WORK INSTRUCTIONS -
Copy out all lines where "Rookie" appears.

>> BEGIN

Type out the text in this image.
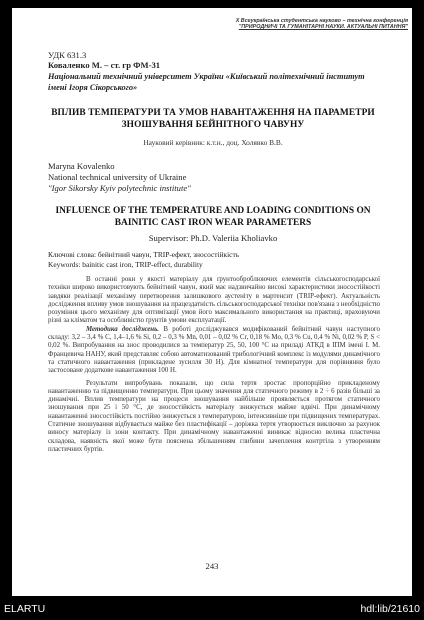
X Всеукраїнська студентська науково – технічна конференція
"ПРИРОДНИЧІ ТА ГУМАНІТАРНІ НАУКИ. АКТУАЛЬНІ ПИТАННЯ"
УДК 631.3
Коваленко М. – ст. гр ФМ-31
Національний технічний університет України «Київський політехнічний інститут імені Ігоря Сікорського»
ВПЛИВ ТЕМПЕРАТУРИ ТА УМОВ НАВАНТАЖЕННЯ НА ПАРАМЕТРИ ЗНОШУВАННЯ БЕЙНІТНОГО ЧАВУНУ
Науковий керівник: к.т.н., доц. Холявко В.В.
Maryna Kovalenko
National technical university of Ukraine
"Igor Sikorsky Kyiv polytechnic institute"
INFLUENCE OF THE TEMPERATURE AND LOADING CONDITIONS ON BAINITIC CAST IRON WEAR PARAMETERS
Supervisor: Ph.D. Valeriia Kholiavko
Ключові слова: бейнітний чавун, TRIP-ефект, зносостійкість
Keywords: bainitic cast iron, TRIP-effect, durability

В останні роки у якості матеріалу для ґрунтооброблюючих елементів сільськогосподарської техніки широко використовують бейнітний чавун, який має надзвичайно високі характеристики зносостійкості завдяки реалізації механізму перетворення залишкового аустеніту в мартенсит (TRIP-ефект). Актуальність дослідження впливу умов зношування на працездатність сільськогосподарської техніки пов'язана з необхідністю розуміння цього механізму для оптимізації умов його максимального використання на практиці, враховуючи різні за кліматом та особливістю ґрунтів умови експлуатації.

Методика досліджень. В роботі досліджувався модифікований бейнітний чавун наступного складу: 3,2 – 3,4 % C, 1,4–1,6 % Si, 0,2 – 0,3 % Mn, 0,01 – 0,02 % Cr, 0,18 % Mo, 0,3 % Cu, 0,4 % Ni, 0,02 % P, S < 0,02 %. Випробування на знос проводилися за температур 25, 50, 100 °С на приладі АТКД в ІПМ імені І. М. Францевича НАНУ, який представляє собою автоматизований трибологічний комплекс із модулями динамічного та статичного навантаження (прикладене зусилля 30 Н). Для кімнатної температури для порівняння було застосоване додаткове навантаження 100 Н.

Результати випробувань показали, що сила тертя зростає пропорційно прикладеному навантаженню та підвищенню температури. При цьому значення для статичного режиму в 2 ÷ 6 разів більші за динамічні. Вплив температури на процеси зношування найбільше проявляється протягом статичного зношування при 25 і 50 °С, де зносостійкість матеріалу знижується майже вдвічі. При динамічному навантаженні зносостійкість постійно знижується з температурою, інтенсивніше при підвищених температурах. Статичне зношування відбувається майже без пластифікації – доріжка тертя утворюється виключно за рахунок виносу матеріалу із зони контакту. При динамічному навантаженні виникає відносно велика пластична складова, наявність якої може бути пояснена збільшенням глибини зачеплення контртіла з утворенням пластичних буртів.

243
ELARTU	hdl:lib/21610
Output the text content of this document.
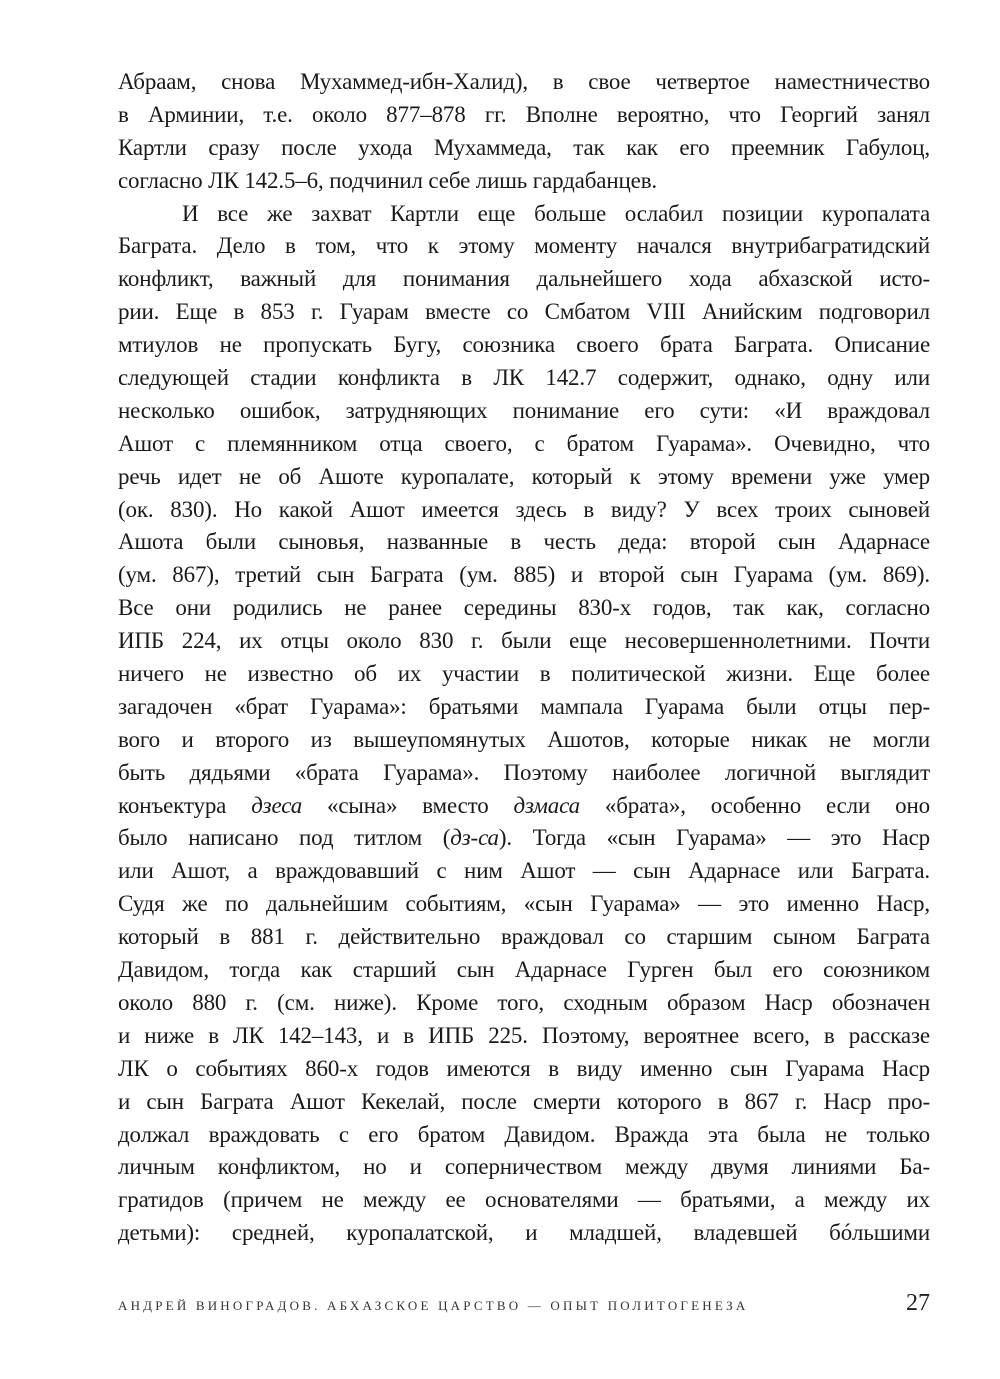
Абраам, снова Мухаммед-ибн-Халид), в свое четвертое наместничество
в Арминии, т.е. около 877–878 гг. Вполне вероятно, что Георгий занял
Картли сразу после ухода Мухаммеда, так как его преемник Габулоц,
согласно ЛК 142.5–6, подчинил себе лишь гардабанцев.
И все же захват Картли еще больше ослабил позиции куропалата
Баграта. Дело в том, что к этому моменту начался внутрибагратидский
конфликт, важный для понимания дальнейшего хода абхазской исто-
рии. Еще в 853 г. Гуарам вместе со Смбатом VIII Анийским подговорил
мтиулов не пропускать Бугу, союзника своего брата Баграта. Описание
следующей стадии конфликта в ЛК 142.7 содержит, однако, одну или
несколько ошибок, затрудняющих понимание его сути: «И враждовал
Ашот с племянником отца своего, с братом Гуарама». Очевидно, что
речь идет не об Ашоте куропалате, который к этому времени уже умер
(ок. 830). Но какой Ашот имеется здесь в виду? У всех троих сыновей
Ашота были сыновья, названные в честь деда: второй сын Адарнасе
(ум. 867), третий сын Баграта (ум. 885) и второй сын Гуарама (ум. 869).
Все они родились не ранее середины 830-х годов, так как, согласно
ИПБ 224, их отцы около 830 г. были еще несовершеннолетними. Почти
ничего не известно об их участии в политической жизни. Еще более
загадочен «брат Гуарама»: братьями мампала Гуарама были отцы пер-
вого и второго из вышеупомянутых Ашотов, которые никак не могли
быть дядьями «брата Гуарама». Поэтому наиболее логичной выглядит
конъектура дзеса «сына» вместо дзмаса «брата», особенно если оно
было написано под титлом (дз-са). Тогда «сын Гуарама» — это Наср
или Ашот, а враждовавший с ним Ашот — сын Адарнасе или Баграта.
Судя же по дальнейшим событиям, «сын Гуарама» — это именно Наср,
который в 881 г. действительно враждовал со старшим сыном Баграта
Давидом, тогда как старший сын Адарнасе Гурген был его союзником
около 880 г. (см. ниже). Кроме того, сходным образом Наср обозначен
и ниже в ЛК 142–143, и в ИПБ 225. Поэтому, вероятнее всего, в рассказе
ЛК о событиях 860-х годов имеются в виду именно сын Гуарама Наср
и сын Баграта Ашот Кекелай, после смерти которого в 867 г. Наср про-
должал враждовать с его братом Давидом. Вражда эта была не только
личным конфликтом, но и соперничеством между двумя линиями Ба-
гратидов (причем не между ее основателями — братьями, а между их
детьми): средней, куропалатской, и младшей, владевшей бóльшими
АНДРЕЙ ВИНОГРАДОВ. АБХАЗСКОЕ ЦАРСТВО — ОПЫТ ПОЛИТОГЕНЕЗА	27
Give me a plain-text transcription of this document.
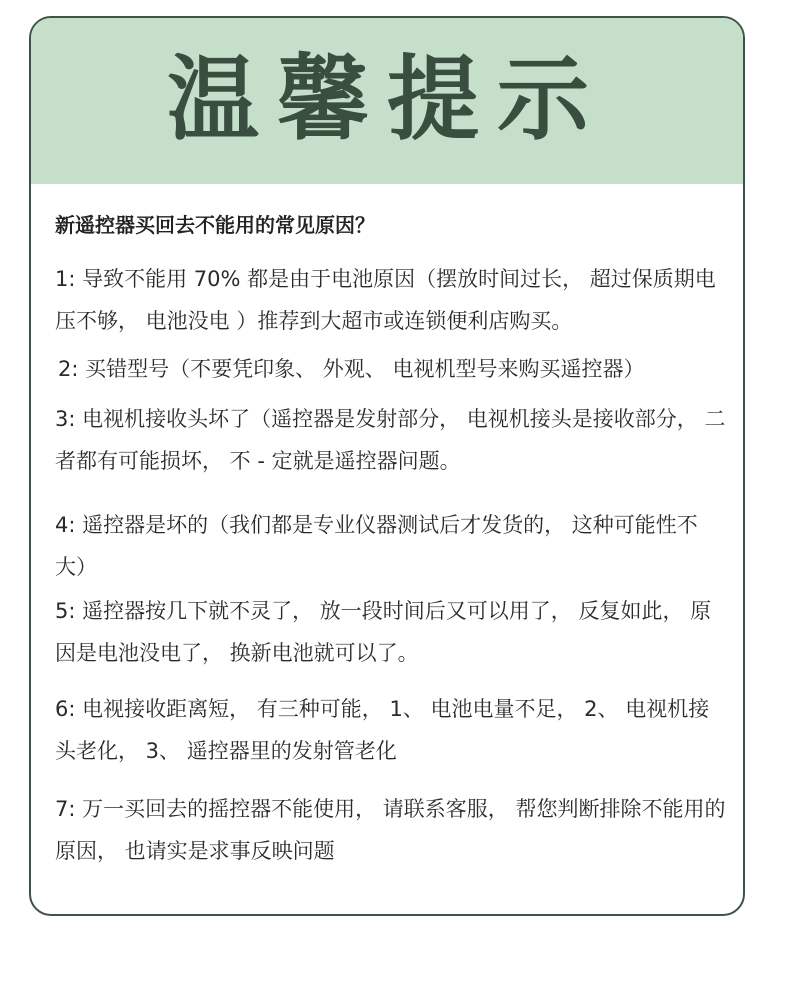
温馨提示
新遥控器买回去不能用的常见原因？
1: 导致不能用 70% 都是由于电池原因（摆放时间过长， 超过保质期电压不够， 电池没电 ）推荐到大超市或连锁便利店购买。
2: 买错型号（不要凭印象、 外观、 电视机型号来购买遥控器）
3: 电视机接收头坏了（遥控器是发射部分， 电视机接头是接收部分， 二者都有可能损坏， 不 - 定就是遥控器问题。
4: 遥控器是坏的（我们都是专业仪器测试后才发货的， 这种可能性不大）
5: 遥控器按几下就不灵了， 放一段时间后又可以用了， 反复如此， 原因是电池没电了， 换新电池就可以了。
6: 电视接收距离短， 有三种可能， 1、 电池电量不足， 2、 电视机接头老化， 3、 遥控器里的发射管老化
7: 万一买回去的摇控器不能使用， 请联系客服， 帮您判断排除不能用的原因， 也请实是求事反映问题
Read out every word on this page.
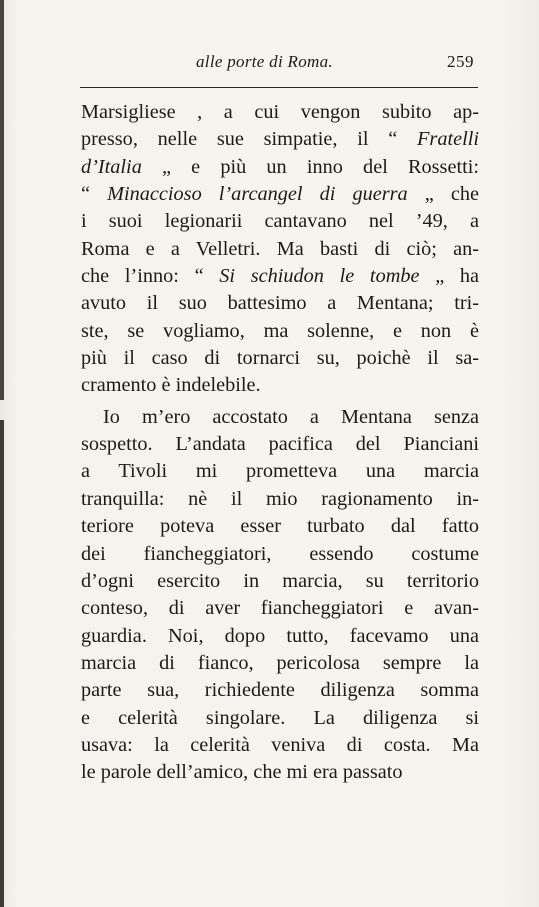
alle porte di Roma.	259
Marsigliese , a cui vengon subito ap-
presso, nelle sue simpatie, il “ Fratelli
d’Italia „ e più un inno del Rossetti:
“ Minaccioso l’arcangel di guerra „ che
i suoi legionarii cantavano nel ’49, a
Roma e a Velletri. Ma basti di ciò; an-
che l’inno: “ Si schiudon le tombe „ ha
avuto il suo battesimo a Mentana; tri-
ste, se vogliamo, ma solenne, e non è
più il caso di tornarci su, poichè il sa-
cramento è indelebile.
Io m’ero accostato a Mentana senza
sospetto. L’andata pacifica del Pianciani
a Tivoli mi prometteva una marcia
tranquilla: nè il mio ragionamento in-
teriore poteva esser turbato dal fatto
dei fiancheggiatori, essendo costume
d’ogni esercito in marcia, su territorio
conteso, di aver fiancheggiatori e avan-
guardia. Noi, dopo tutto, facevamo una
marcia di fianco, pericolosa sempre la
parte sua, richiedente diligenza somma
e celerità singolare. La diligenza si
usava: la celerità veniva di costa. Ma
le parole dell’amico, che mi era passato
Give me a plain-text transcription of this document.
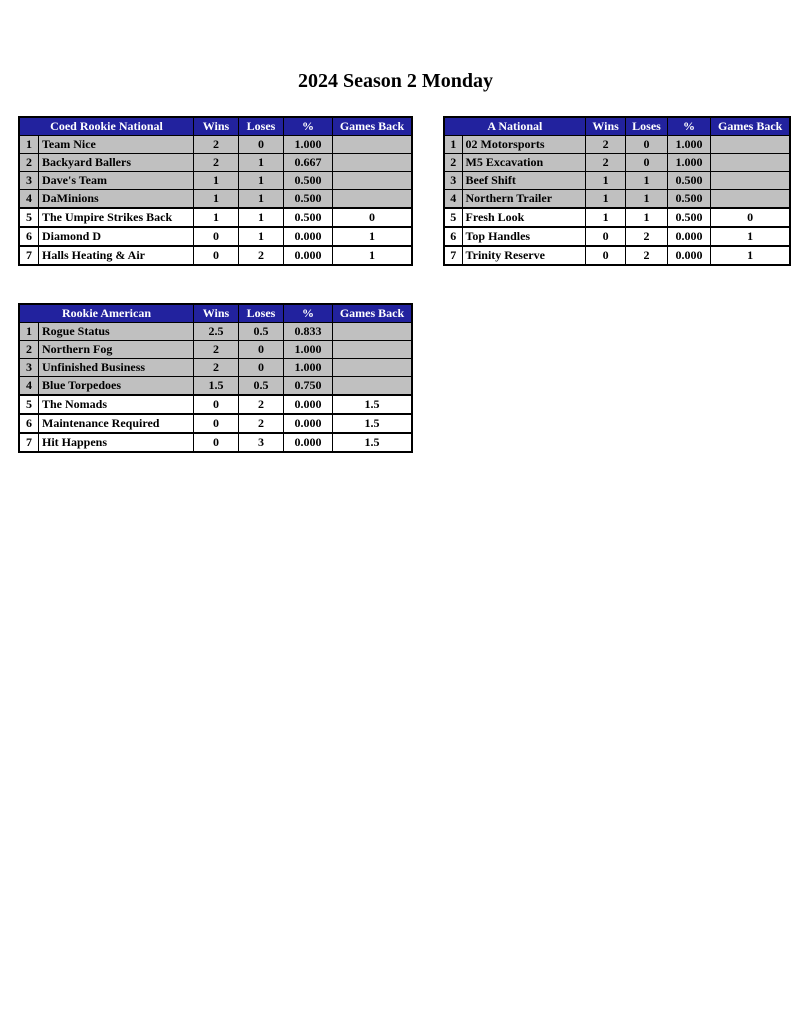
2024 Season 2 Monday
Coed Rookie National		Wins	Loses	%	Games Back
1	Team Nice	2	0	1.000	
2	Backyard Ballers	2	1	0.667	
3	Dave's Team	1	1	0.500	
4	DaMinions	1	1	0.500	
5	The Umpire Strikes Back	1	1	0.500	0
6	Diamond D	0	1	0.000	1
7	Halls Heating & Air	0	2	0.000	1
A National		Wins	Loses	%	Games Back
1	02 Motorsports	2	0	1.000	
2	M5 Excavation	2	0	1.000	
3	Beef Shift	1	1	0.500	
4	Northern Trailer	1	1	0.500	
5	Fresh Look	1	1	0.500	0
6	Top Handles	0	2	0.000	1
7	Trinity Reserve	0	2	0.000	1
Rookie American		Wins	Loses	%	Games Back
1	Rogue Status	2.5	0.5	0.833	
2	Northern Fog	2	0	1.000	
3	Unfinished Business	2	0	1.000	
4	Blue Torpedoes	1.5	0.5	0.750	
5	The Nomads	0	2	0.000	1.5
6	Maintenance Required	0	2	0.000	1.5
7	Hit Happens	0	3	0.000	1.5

>> END

PROBLEM SOLUTION -
Coed Rookie National		Wins	Loses	%	Games Back
Rookie American		Wins	Loses	%	Games Back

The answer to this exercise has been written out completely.